*Task to carry out:*
Check each line of the material. Copy those containing "probability".

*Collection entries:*
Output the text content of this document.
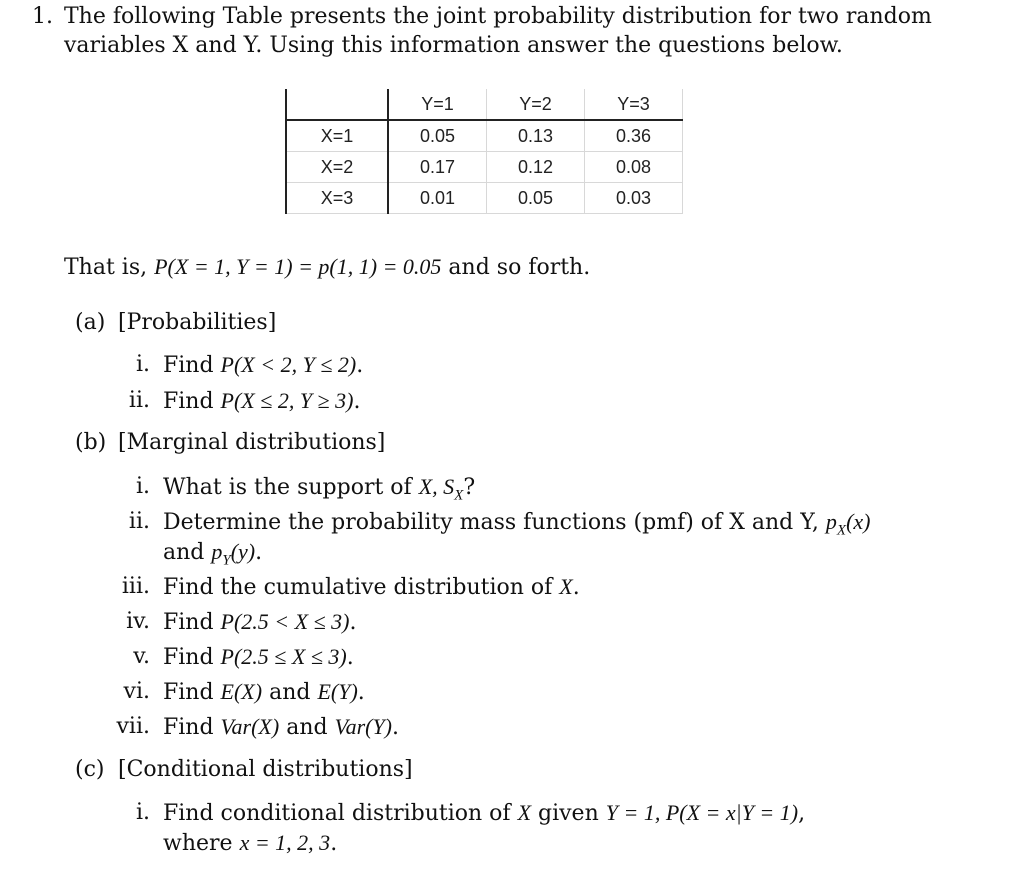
1. The following Table presents the joint probability distribution for two random
variables X and Y. Using this information answer the questions below.
	Y=1	Y=2	Y=3
X=1	0.05	0.13	0.36
X=2	0.17	0.12	0.08
X=3	0.01	0.05	0.03
That is, P(X = 1, Y = 1) = p(1, 1) = 0.05 and so forth.
(a) [Probabilities]
i. Find P(X < 2, Y ≤ 2).
ii. Find P(X ≤ 2, Y ≥ 3).
(b) [Marginal distributions]
i. What is the support of X, $S_X$?
ii. Determine the probability mass functions (pmf) of X and Y, $p_X(x)$
and $p_Y(y)$.
iii. Find the cumulative distribution of X.
iv. Find P(2.5 < X ≤ 3).
v. Find P(2.5 ≤ X ≤ 3).
vi. Find E(X) and E(Y).
vii. Find Var(X) and Var(Y).
(c) [Conditional distributions]
i. Find conditional distribution of X given Y = 1, P(X = x|Y = 1),
where x = 1, 2, 3.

*Task response:*
1. The following Table presents the joint probability distribution for two random
ii. Determine the probability mass functions (pmf) of X and Y, $p_X(x)$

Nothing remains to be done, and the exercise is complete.